[Stored data entries]
-- -- --

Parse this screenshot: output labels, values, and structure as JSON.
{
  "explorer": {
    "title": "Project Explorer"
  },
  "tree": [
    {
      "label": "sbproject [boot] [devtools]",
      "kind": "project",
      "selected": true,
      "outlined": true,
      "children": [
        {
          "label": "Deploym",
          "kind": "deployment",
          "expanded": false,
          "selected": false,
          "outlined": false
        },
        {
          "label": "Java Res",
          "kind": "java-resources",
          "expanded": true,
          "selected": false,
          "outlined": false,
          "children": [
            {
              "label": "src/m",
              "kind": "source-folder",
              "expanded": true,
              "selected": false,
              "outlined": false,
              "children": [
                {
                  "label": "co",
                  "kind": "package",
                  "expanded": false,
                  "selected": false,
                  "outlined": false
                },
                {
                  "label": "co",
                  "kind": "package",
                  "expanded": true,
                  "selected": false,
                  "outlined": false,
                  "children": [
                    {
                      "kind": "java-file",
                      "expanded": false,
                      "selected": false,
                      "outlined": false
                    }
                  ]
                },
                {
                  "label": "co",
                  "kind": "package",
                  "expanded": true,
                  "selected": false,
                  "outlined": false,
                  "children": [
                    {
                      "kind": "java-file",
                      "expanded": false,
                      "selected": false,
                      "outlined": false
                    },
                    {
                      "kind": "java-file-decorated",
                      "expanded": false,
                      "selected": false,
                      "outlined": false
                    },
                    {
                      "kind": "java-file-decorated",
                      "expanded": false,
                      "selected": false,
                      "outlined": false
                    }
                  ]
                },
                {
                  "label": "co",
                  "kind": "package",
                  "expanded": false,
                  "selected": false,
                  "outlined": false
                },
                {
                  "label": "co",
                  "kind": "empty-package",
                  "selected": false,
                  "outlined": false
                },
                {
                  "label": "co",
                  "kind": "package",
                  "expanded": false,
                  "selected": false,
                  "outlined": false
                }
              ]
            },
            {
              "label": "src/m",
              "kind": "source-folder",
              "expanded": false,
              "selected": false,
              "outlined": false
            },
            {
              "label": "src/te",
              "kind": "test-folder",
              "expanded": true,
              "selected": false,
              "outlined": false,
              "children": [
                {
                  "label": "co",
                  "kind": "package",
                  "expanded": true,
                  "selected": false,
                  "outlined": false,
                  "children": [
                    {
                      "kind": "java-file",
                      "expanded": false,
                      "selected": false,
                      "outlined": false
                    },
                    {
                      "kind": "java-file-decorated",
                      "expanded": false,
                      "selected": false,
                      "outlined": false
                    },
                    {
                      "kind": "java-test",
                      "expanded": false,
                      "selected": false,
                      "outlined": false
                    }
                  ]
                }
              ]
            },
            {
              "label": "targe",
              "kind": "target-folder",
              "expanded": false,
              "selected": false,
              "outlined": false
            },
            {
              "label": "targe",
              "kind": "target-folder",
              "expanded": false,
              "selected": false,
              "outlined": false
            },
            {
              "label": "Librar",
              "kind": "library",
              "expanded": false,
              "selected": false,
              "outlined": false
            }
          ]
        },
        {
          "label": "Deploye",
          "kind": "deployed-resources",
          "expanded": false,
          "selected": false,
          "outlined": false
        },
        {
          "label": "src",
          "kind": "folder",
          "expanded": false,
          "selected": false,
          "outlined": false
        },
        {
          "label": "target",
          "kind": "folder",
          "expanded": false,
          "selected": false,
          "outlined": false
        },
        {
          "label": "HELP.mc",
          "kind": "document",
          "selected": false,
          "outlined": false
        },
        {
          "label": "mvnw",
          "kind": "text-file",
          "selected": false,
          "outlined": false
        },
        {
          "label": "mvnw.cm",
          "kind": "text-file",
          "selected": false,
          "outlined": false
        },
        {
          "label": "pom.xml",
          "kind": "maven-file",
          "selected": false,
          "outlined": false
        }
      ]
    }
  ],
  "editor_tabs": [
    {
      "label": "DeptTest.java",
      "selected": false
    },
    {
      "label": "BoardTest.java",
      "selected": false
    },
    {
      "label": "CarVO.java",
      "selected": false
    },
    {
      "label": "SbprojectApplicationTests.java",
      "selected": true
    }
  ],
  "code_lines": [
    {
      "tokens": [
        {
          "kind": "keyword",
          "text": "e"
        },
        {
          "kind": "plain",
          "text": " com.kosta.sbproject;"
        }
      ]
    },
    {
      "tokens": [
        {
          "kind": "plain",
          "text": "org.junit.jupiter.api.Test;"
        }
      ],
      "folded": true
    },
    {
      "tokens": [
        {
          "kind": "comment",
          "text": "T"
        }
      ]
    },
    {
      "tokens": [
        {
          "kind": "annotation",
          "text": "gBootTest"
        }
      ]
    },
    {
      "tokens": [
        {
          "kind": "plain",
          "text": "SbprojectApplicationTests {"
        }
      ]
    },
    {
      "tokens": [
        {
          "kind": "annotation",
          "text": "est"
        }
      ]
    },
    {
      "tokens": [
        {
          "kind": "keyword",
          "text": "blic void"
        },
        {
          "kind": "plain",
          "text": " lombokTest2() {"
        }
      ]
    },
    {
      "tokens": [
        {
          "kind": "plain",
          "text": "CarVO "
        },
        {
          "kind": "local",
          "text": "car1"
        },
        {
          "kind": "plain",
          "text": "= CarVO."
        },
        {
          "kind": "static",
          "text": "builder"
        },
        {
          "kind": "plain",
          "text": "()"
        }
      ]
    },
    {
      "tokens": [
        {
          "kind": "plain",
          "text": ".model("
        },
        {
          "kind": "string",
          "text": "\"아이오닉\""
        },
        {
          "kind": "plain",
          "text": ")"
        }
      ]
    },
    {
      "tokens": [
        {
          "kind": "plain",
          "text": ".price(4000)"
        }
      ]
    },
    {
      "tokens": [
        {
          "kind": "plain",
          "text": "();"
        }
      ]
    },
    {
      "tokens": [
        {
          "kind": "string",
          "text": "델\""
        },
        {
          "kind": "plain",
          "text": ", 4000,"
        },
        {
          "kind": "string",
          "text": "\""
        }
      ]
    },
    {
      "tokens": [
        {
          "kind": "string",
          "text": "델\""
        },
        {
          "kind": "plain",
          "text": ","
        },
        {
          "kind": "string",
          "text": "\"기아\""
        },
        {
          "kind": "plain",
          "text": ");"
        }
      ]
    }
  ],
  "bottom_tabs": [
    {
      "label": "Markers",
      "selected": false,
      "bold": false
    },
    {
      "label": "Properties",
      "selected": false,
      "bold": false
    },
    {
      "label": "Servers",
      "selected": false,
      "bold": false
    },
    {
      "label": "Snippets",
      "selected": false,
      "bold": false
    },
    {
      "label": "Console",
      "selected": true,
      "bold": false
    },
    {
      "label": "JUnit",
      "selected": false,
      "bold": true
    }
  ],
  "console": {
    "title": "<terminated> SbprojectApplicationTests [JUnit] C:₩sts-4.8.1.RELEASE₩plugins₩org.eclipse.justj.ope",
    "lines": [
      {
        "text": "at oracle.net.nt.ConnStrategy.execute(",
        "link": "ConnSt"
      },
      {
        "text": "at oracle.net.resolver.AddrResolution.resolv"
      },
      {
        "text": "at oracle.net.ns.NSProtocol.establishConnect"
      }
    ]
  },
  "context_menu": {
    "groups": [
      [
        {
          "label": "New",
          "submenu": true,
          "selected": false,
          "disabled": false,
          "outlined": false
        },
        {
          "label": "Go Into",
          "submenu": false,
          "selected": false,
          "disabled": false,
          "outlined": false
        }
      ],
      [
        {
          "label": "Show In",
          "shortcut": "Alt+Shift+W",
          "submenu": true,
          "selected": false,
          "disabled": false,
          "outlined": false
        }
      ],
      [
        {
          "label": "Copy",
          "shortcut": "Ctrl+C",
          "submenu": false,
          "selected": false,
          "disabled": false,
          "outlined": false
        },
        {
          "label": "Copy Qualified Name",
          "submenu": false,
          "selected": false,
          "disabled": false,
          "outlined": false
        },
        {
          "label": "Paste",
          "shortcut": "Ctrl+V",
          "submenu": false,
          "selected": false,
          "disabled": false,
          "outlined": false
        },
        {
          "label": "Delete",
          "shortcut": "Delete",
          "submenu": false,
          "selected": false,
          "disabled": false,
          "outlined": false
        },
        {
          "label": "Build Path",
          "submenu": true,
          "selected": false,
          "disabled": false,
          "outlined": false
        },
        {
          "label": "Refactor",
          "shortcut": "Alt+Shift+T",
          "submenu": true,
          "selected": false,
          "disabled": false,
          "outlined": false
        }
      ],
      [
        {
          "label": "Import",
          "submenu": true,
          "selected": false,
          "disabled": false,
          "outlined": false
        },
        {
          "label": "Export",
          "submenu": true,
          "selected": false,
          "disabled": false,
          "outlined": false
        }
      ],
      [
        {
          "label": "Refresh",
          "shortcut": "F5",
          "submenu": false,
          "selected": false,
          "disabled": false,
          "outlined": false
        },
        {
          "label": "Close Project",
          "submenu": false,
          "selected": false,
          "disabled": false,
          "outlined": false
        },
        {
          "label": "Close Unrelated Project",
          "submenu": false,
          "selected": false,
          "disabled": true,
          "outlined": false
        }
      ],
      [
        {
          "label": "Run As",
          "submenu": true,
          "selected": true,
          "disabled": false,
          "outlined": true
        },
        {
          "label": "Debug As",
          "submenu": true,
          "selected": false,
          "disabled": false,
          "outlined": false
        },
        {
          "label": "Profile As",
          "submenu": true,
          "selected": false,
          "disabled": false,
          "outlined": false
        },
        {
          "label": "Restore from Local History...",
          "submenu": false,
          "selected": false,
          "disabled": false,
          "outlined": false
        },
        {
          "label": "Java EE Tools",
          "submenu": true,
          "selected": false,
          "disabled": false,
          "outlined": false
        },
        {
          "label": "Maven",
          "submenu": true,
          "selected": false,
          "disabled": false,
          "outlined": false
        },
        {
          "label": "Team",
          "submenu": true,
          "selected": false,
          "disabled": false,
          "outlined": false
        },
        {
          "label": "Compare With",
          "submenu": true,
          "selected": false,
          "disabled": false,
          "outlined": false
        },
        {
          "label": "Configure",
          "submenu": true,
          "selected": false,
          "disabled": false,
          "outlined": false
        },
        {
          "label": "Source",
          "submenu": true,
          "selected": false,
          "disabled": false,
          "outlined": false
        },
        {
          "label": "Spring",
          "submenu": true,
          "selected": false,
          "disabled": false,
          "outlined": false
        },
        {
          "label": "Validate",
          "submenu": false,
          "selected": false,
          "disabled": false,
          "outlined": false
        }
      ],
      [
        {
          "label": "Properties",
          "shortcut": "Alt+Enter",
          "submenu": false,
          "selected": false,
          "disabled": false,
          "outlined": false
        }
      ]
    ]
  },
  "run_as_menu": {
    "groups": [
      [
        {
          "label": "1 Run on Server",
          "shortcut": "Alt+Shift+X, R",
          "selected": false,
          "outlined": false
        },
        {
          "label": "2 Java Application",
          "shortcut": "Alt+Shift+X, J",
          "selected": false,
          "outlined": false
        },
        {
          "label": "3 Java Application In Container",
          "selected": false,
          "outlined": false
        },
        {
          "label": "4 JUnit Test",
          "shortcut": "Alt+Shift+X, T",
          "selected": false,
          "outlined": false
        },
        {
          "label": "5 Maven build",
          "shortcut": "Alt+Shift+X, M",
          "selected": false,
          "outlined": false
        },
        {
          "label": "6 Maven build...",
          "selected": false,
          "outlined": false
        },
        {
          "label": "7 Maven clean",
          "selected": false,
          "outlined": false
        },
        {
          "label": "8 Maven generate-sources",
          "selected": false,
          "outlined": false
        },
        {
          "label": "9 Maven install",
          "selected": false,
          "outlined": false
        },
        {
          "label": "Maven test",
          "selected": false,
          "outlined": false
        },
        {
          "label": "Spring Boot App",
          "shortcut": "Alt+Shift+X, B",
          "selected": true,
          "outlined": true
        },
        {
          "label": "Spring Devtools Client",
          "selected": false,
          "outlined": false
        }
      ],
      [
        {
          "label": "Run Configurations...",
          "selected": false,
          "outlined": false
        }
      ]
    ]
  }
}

-- -- --

◆ Set exercise ◆
Which lines of the data above contain "Properties"? Copy each one.

◆ Task result ◆
      "label": "Properties",
          "label": "Properties",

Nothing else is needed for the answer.